What this task involves:
Output the lines that follow exactly as they are.
[BEGIN]
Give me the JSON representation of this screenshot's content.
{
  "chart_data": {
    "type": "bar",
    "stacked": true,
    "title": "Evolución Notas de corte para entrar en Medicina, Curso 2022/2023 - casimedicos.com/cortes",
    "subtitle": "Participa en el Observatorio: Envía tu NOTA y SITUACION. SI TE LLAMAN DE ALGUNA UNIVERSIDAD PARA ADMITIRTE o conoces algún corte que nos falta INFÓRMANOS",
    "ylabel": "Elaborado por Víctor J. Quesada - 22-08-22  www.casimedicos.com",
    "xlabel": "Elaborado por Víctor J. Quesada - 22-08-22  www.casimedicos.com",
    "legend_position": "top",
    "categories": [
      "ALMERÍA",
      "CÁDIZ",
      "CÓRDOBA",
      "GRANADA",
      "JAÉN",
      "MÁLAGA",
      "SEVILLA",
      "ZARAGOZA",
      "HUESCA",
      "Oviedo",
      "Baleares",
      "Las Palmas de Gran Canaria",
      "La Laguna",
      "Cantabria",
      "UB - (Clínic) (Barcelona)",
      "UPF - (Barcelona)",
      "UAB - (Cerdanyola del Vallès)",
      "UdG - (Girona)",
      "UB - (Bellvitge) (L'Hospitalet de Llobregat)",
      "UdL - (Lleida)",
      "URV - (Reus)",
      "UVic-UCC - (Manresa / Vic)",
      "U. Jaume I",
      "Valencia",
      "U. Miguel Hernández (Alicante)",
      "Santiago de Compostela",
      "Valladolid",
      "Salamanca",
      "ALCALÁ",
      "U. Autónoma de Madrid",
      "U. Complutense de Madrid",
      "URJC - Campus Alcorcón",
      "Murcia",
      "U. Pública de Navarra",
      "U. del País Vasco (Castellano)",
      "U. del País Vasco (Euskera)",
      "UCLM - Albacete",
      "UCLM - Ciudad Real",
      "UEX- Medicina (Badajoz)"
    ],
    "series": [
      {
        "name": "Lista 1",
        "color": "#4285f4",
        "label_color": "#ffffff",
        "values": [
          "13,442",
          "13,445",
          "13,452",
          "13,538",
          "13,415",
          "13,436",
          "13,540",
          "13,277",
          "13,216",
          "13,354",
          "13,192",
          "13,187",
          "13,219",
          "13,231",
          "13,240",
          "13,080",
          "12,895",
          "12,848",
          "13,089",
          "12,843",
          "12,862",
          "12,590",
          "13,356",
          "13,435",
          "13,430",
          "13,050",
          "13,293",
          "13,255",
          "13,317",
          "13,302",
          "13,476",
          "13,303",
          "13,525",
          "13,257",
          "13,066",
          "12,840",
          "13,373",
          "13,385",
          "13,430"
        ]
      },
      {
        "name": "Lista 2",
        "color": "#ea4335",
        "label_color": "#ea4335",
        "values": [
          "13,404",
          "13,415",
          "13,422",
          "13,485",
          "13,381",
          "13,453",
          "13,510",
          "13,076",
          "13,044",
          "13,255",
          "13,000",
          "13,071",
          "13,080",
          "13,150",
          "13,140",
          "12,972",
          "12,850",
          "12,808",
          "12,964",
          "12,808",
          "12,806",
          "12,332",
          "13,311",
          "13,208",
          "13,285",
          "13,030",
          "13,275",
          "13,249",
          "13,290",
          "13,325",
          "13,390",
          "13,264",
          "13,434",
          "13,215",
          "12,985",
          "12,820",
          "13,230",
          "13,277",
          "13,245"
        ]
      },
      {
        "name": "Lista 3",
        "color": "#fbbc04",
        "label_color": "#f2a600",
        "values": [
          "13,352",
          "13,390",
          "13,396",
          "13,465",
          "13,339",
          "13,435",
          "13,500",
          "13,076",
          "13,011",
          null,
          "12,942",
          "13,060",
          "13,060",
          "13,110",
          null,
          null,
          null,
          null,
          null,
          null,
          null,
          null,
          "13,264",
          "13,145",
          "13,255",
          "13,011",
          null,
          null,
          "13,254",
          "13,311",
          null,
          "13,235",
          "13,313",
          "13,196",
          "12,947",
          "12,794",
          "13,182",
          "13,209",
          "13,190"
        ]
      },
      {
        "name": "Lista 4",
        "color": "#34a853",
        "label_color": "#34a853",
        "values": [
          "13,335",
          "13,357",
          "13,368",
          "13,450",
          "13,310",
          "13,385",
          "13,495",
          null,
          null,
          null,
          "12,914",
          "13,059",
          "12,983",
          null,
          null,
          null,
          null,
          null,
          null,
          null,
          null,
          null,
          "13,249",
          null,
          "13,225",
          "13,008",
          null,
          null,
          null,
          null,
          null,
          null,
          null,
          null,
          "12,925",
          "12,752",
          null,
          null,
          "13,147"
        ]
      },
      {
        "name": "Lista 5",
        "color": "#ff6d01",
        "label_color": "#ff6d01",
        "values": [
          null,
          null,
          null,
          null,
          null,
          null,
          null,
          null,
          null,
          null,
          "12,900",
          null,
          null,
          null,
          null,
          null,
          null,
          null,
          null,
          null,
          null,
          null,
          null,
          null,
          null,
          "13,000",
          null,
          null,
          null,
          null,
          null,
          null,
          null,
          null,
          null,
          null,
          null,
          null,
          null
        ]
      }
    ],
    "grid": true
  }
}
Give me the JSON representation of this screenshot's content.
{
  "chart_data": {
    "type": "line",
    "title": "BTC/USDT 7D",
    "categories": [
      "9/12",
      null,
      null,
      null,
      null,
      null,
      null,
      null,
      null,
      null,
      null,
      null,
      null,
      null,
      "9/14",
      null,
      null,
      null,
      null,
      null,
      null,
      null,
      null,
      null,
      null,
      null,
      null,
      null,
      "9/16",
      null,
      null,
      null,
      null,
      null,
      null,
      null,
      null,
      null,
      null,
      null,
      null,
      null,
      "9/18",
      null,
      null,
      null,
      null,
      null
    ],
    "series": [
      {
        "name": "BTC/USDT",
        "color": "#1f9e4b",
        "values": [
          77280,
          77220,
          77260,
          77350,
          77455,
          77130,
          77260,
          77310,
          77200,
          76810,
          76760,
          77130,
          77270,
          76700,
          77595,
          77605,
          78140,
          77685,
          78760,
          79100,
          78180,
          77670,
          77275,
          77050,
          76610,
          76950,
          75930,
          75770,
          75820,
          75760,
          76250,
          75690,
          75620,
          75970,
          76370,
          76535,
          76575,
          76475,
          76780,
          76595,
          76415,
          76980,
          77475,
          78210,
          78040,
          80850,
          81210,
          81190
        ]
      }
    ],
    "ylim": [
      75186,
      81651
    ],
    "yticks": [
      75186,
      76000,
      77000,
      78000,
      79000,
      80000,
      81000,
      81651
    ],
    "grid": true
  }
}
[END]
Exercise output:
Give me the JSON representation of this screenshot's content.
{
  "chart_data": {
    "type": "bar",
    "stacked": true,
    "title": "Evolución Notas de corte para entrar en Medicina, Curso 2022/2023 - casimedicos.com/cortes",
    "subtitle": "Participa en el Observatorio: Envía tu NOTA y SITUACION. SI TE LLAMAN DE ALGUNA UNIVERSIDAD PARA ADMITIRTE o conoces algún corte que nos falta INFÓRMANOS",
    "ylabel": "Elaborado por Víctor J. Quesada - 22-08-22  www.casimedicos.com",
    "xlabel": "Elaborado por Víctor J. Quesada - 22-08-22  www.casimedicos.com",
    "legend_position": "top",
    "categories": [
      "ALMERÍA",
      "CÁDIZ",
      "CÓRDOBA",
      "GRANADA",
      "JAÉN",
      "MÁLAGA",
      "SEVILLA",
      "ZARAGOZA",
      "HUESCA",
      "Oviedo",
      "Baleares",
      "Las Palmas de Gran Canaria",
      "La Laguna",
      "Cantabria",
      "UB - (Clínic) (Barcelona)",
      "UPF - (Barcelona)",
      "UAB - (Cerdanyola del Vallès)",
      "UdG - (Girona)",
      "UB - (Bellvitge) (L'Hospitalet de Llobregat)",
      "UdL - (Lleida)",
      "URV - (Reus)",
      "UVic-UCC - (Manresa / Vic)",
      "U. Jaume I",
      "Valencia",
      "U. Miguel Hernández (Alicante)",
      "Santiago de Compostela",
      "Valladolid",
      "Salamanca",
      "ALCALÁ",
      "U. Autónoma de Madrid",
      "U. Complutense de Madrid",
      "URJC - Campus Alcorcón",
      "Murcia",
      "U. Pública de Navarra",
      "U. del País Vasco (Castellano)",
      "U. del País Vasco (Euskera)",
      "UCLM - Albacete",
      "UCLM - Ciudad Real",
      "UEX- Medicina (Badajoz)"
    ],
    "series": [
      {
        "name": "Lista 1",
        "color": "#4285f4",
        "label_color": "#ffffff",
        "values": [
          "13,442",
          "13,445",
          "13,452",
          "13,538",
          "13,415",
          "13,436",
          "13,540",
          "13,277",
          "13,216",
          "13,354",
          "13,192",
          "13,187",
          "13,219",
          "13,231",
          "13,240",
          "13,080",
          "12,895",
          "12,848",
          "13,089",
          "12,843",
          "12,862",
          "12,590",
          "13,356",
          "13,435",
          "13,430",
          "13,050",
          "13,293",
          "13,255",
          "13,317",
          "13,302",
          "13,476",
          "13,303",
          "13,525",
          "13,257",
          "13,066",
          "12,840",
          "13,373",
          "13,385",
          "13,430"
        ]
      },
      {
        "name": "Lista 2",
        "color": "#ea4335",
        "label_color": "#ea4335",
        "values": [
          "13,404",
          "13,415",
          "13,422",
          "13,485",
          "13,381",
          "13,453",
          "13,510",
          "13,076",
          "13,044",
          "13,255",
          "13,000",
          "13,071",
          "13,080",
          "13,150",
          "13,140",
          "12,972",
          "12,850",
          "12,808",
          "12,964",
          "12,808",
          "12,806",
          "12,332",
          "13,311",
          "13,208",
          "13,285",
          "13,030",
          "13,275",
          "13,249",
          "13,290",
          "13,325",
          "13,390",
          "13,264",
          "13,434",
          "13,215",
          "12,985",
          "12,820",
          "13,230",
          "13,277",
          "13,245"
        ]
      },
      {
        "name": "Lista 3",
        "color": "#fbbc04",
        "label_color": "#f2a600",
        "values": [
          "13,352",
          "13,390",
          "13,396",
          "13,465",
          "13,339",
          "13,435",
          "13,500",
          "13,076",
          "13,011",
          null,
          "12,942",
          "13,060",
          "13,060",
          "13,110",
          null,
          null,
          null,
          null,
          null,
          null,
          null,
          null,
          "13,264",
          "13,145",
          "13,255",
          "13,011",
          null,
          null,
          "13,254",
          "13,311",
          null,
          "13,235",
          "13,313",
          "13,196",
          "12,947",
          "12,794",
          "13,182",
          "13,209",
          "13,190"
        ]
      },
      {
        "name": "Lista 4",
        "color": "#34a853",
        "label_color": "#34a853",
        "values": [
          "13,335",
          "13,357",
          "13,368",
          "13,450",
          "13,310",
          "13,385",
          "13,495",
          null,
          null,
          null,
          "12,914",
          "13,059",
          "12,983",
          null,
          null,
          null,
          null,
          null,
          null,
          null,
          null,
          null,
          "13,249",
          null,
          "13,225",
          "13,008",
          null,
          null,
          null,
          null,
          null,
          null,
          null,
          null,
          "12,925",
          "12,752",
          null,
          null,
          "13,147"
        ]
      },
      {
        "name": "Lista 5",
        "color": "#ff6d01",
        "label_color": "#ff6d01",
        "values": [
          null,
          null,
          null,
          null,
          null,
          null,
          null,
          null,
          null,
          null,
          "12,900",
          null,
          null,
          null,
          null,
          null,
          null,
          null,
          null,
          null,
          null,
          null,
          null,
          null,
          null,
          "13,000",
          null,
          null,
          null,
          null,
          null,
          null,
          null,
          null,
          null,
          null,
          null,
          null,
          null
        ]
      }
    ],
    "grid": true
  }
}
Give me the JSON representation of this screenshot's content.
{
  "chart_data": {
    "type": "line",
    "title": "BTC/USDT 7D",
    "categories": [
      "9/12",
      null,
      null,
      null,
      null,
      null,
      null,
      null,
      null,
      null,
      null,
      null,
      null,
      null,
      "9/14",
      null,
      null,
      null,
      null,
      null,
      null,
      null,
      null,
      null,
      null,
      null,
      null,
      null,
      "9/16",
      null,
      null,
      null,
      null,
      null,
      null,
      null,
      null,
      null,
      null,
      null,
      null,
      null,
      "9/18",
      null,
      null,
      null,
      null,
      null
    ],
    "series": [
      {
        "name": "BTC/USDT",
        "color": "#1f9e4b",
        "values": [
          77280,
          77220,
          77260,
          77350,
          77455,
          77130,
          77260,
          77310,
          77200,
          76810,
          76760,
          77130,
          77270,
          76700,
          77595,
          77605,
          78140,
          77685,
          78760,
          79100,
          78180,
          77670,
          77275,
          77050,
          76610,
          76950,
          75930,
          75770,
          75820,
          75760,
          76250,
          75690,
          75620,
          75970,
          76370,
          76535,
          76575,
          76475,
          76780,
          76595,
          76415,
          76980,
          77475,
          78210,
          78040,
          80850,
          81210,
          81190
        ]
      }
    ],
    "ylim": [
      75186,
      81651
    ],
    "yticks": [
      75186,
      76000,
      77000,
      78000,
      79000,
      80000,
      81000,
      81651
    ],
    "grid": true
  }
}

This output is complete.